For the Love of God, Mustaches Can Not Be "Ironic"

Hating on hipsters is admittedly fun, if usually hippocritical.1 We started using skinny jeans and ironic mustaches as the flagship hipster emblems. This is not inaccurate, but increasingly, the look itself, as opposed to the corresponding set of personality traits, is becoming the main draw of the ire.

As you know, the term "Hipster" was popularized by Alan Ginsberg. Howl's "angel-headed hipsters" dug live jazz and slam sessions. They preferred intoxicated, late-night intellectualizing to white picket fences and going to church. My guess is they were synonymous with the beatniks until the term "beatnik" got too "heavy". Hippies took over the anti-establishment scene in the sixties, and were almost the exact same thing as beatniks except alcohol, nicotine, benzedrine and heroin were replaced by cannabis, LSD, peace, love, compost and voting.

Hippies had a good long run till maybe 1980. The counter culture sorta reset and became a weird nebula of cocaine, hardcore punk and tv sitcoms for ten years until the post-Reagan children of baby boomers found ourselves so far up on the hierarchy of fulfilled needs that the only thing we had to rebel against was our own mediocrity.

There's a large window of slightly above-average intelligence wherein a young adult just capable of comprehending the implications of a bell-shaped curve is granted magnificent vistas through which to regard his own unremarkability. The new alternative youth coulture had found affulence, the resulting playground was therapy, alternative rock, and prescious self-expression.
----------
Please continue the essay on hipsters and ironic mustaches, starting after its last sentence.

(Bounding box prediction data)
----------
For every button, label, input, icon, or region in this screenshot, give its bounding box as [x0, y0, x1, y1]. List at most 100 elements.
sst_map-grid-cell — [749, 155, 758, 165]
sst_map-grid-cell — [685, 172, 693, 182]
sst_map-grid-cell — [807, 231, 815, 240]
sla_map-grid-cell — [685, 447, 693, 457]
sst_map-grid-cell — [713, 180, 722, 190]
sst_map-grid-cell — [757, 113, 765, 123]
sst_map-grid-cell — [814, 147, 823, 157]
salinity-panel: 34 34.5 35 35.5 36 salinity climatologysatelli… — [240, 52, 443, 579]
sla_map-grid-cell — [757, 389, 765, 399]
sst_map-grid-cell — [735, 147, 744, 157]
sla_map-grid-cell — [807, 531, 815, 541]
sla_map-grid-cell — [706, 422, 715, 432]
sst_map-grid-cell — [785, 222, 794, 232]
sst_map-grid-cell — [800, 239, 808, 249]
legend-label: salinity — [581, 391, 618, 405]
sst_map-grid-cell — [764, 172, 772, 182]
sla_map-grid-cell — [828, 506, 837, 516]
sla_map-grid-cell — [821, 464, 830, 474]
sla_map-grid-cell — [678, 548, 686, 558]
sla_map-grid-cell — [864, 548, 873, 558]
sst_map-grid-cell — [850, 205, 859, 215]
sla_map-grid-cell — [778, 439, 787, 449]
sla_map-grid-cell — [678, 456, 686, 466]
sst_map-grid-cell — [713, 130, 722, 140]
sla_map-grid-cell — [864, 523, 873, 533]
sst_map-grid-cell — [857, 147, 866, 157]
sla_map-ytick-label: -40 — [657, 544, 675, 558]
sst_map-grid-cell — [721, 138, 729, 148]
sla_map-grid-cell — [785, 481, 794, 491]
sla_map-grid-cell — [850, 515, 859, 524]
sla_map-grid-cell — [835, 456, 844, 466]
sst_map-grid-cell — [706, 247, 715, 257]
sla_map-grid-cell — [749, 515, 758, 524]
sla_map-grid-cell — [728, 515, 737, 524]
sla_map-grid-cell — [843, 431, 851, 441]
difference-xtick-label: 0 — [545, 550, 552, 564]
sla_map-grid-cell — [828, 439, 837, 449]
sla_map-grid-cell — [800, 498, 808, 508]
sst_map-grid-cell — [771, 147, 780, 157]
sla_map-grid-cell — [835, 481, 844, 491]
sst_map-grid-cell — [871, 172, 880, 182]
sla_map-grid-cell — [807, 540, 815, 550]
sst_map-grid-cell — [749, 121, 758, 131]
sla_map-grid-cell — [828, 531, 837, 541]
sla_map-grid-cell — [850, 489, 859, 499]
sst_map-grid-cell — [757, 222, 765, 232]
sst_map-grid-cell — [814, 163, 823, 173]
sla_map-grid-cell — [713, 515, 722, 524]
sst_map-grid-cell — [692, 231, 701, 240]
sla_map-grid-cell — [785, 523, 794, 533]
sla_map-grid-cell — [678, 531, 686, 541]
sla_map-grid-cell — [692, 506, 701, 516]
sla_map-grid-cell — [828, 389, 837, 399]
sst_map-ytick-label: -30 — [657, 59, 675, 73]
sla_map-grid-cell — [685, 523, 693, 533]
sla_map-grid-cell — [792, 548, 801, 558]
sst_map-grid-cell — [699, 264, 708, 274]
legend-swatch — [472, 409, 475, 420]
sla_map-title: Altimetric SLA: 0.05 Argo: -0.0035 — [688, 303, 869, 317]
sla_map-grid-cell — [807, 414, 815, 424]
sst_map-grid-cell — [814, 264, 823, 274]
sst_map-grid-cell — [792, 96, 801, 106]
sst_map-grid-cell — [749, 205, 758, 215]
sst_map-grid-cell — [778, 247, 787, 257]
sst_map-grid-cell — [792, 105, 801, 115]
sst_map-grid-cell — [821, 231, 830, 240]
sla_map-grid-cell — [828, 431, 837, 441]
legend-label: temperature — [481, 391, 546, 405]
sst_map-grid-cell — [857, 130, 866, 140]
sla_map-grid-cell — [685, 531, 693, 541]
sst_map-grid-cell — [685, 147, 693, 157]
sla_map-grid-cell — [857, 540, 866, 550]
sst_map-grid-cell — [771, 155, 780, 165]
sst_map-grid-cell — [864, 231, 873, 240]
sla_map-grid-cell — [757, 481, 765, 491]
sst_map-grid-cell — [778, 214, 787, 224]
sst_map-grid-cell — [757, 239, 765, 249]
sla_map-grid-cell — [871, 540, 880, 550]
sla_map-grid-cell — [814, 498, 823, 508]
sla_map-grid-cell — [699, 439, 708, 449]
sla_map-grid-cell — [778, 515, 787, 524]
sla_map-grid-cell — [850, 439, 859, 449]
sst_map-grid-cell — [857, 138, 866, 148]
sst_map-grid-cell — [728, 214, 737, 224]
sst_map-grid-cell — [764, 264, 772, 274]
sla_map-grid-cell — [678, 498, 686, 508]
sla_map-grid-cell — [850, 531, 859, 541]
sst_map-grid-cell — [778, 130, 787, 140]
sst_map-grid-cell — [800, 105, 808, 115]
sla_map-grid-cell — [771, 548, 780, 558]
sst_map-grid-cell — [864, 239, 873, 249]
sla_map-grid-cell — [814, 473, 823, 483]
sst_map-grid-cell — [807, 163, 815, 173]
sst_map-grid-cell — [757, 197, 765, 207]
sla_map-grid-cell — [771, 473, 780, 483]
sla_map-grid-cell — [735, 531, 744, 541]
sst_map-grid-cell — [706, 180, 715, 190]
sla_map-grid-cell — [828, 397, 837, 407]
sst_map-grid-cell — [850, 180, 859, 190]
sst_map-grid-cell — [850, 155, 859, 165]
----------
**Written answer**
But aye, there's the rub... There's a reason the beatniks effortlessly gave way to hippies when the Vientam war got out of hand. Just as a government needs an "enemy" against which to rally its citizens, our counterculture needs a villain to flourish. Mediocre minds need objects on which to focus our creativity--we don't do well with a blank canvas.2 

All this being said, you may have a lot of reasons to condescend to hipters, but mustaches aren't one.

Due to the feedback loop of rebellion / nothing really to rebel against, today's hipsters have decided to combine the weird early 90's mixture of narcissism and self-loathing with a Bill O'Reily-esque "culture-war" culture (except coming from the left). And this latter part is why hipsters remain a big problem.

The example I always give when discussing the moment I first realized I was an insufferable human being is from 2007 when I was in my old nine to five cubicle. My manager said, "I can't wait to see that 'I pronounce you Chuck and Larry movie.'" I immediately thought to myself, "Wow, what a tool." And then I had the unfortunate realization that, "Oh wait... This regular joe six-pack isnt' a tool... This guy just wants to pay his bills during the week, catch a Philly's game and maybe spend a few hours on Saturday laughing at goofballs in some movie. I'm the tool." I was a tool for projecting my own disgruntled hopes for American cinema onto another guy's personality. And in the secret confines of my skull, I still do it to this very day. I try to make the necessary mental corrections fairly quickly. But my primal distate for commercialist swill lies at the heart of my mediocrity.

So the next time you see some hipster with skinny jeans and a mustache, and you commence inner monologue about the irony of his look, stop confusing the issue and just try to remember: A mustache is not a statement. Unless of course you count "I like having a mustache," as a statement. 



1 I call hipster-hating hypocritical because it's never done by people older than 50 - those people don't have a clue what a hipster is. It's never done by unself-aware frat bros in Ed Hardy shirts - those people don't even notice hipsters; it isn't done by hippies - those people don't generally hate others (which is one of the reasons hipsters hate them so much); it's not done by wealthy, bubbly airheads, the socially awkward or the brilliant. It is not really done by anyone except young entertainment-minded people who are inflamed by obviousness." Basically, it's done by other hipsters who simply aren't quite as bad as that guy.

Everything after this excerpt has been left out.